-- START PROVIDED MATERIAL --

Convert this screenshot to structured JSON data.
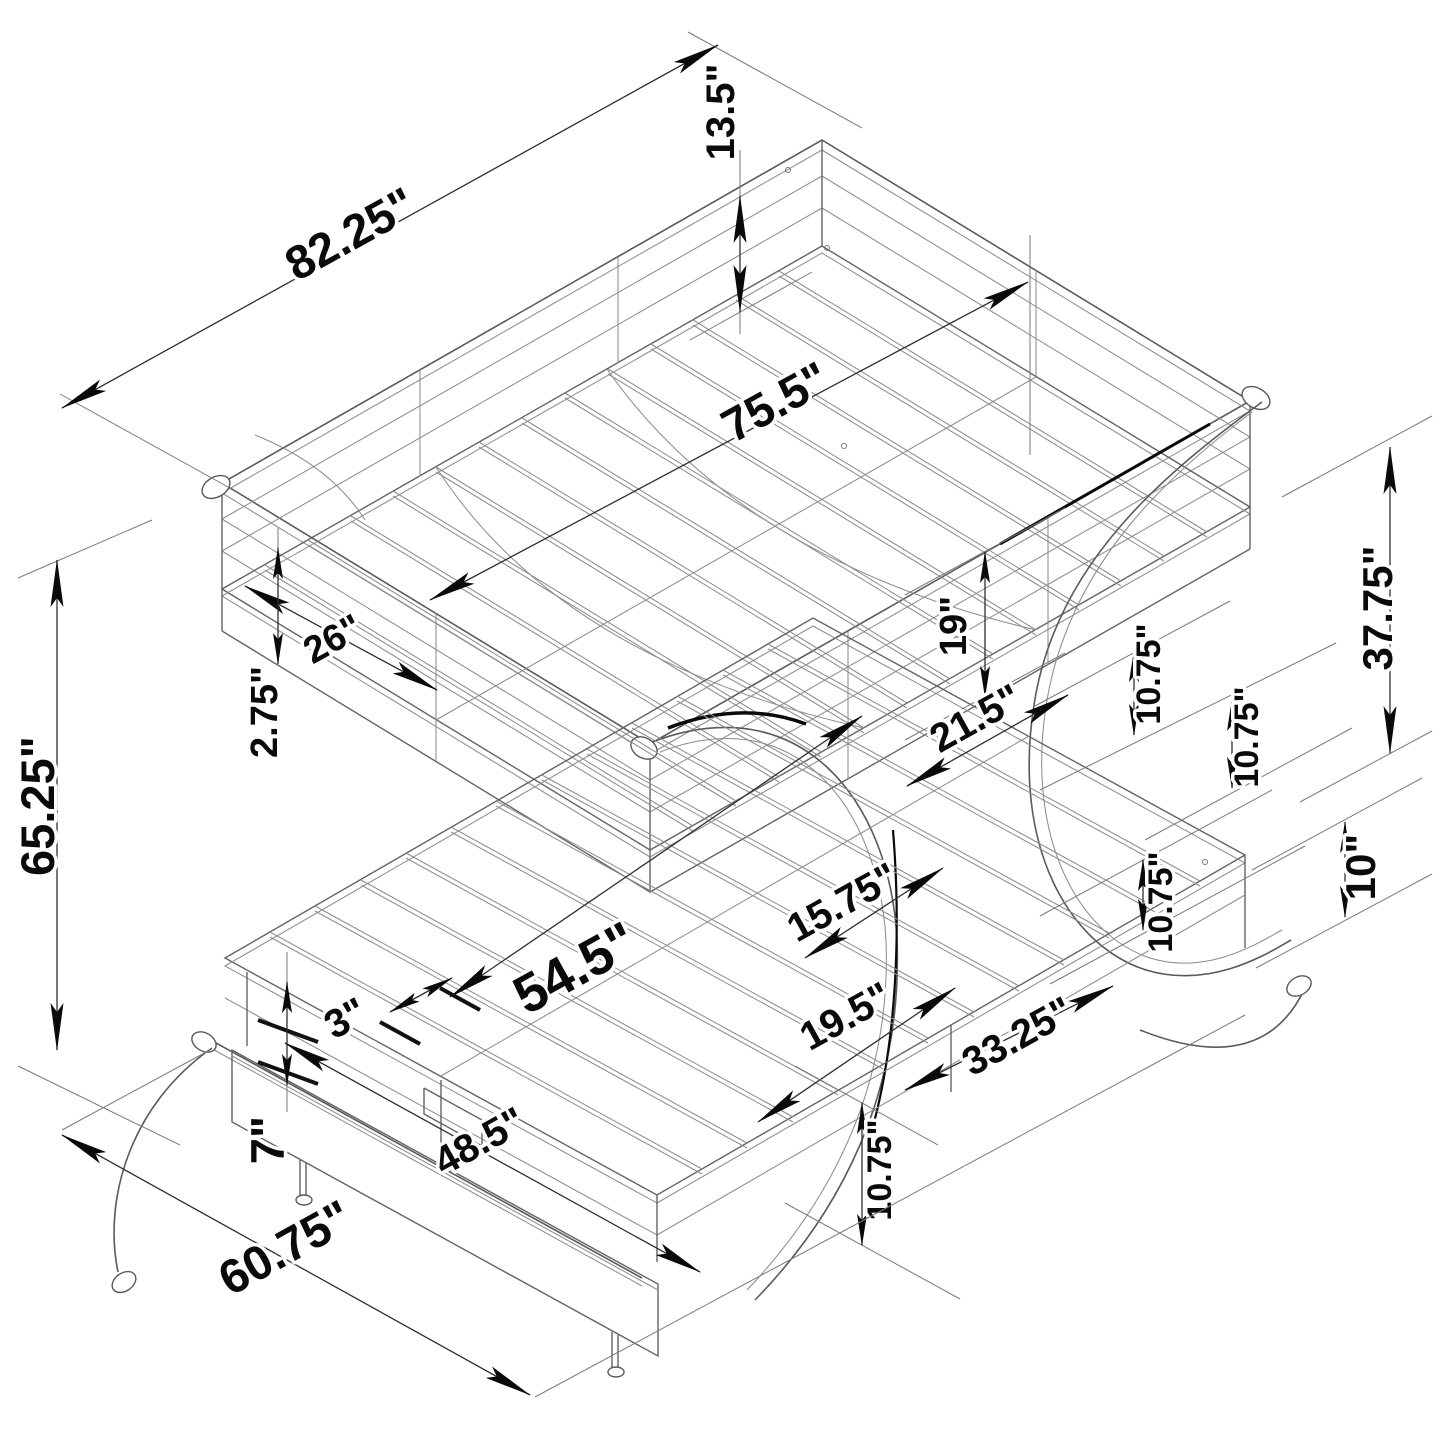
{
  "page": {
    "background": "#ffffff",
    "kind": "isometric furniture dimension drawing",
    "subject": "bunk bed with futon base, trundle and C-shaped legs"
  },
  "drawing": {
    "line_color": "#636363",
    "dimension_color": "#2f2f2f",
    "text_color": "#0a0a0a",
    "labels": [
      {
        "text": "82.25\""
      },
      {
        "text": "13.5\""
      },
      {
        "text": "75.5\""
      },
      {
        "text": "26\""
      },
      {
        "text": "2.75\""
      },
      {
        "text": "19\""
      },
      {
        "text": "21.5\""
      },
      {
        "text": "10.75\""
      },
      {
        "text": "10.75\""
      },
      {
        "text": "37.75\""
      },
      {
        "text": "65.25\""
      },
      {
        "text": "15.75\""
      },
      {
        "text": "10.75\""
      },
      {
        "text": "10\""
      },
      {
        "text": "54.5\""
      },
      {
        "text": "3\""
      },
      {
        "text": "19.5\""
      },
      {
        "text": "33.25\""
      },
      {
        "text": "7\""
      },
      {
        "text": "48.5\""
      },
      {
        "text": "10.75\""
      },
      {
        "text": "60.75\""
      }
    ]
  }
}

-- END PROVIDED MATERIAL --

● **INSTRUCTIONS FOR THE TASK**: Scan the listing above for the word "drawing" and show each line where it is found.

● **THE RESPONSE**:
    "kind": "isometric furniture dimension drawing",
  "drawing": {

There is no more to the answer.